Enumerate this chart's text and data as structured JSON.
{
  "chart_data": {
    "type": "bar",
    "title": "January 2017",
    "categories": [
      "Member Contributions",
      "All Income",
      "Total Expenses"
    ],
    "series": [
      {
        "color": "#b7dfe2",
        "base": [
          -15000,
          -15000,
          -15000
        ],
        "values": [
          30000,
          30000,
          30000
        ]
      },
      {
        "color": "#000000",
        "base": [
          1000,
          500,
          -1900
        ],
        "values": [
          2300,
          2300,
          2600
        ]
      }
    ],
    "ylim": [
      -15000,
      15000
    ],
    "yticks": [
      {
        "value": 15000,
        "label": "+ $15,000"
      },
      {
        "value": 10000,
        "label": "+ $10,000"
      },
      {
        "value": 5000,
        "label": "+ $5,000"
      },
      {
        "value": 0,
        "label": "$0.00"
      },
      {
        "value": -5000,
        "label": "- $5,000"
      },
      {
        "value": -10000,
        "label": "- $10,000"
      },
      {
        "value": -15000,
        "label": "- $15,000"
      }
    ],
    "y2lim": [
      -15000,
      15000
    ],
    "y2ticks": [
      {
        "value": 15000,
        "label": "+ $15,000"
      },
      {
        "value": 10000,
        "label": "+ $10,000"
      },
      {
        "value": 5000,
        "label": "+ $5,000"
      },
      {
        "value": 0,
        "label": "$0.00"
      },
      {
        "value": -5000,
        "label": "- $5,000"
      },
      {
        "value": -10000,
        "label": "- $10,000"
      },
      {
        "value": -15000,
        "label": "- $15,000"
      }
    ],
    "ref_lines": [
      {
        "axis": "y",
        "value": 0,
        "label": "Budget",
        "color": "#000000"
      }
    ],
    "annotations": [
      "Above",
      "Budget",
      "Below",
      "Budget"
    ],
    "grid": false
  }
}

THE EXERCISE> Restate the whole listing exactly, leaving out nothing.

SOLUTION FOR THIS TASK>
Enumerate this chart's text and data as structured JSON.
{
  "chart_data": {
    "type": "bar",
    "title": "January 2017",
    "categories": [
      "Member Contributions",
      "All Income",
      "Total Expenses"
    ],
    "series": [
      {
        "color": "#b7dfe2",
        "base": [
          -15000,
          -15000,
          -15000
        ],
        "values": [
          30000,
          30000,
          30000
        ]
      },
      {
        "color": "#000000",
        "base": [
          1000,
          500,
          -1900
        ],
        "values": [
          2300,
          2300,
          2600
        ]
      }
    ],
    "ylim": [
      -15000,
      15000
    ],
    "yticks": [
      {
        "value": 15000,
        "label": "+ $15,000"
      },
      {
        "value": 10000,
        "label": "+ $10,000"
      },
      {
        "value": 5000,
        "label": "+ $5,000"
      },
      {
        "value": 0,
        "label": "$0.00"
      },
      {
        "value": -5000,
        "label": "- $5,000"
      },
      {
        "value": -10000,
        "label": "- $10,000"
      },
      {
        "value": -15000,
        "label": "- $15,000"
      }
    ],
    "y2lim": [
      -15000,
      15000
    ],
    "y2ticks": [
      {
        "value": 15000,
        "label": "+ $15,000"
      },
      {
        "value": 10000,
        "label": "+ $10,000"
      },
      {
        "value": 5000,
        "label": "+ $5,000"
      },
      {
        "value": 0,
        "label": "$0.00"
      },
      {
        "value": -5000,
        "label": "- $5,000"
      },
      {
        "value": -10000,
        "label": "- $10,000"
      },
      {
        "value": -15000,
        "label": "- $15,000"
      }
    ],
    "ref_lines": [
      {
        "axis": "y",
        "value": 0,
        "label": "Budget",
        "color": "#000000"
      }
    ],
    "annotations": [
      "Above",
      "Budget",
      "Below",
      "Budget"
    ],
    "grid": false
  }
}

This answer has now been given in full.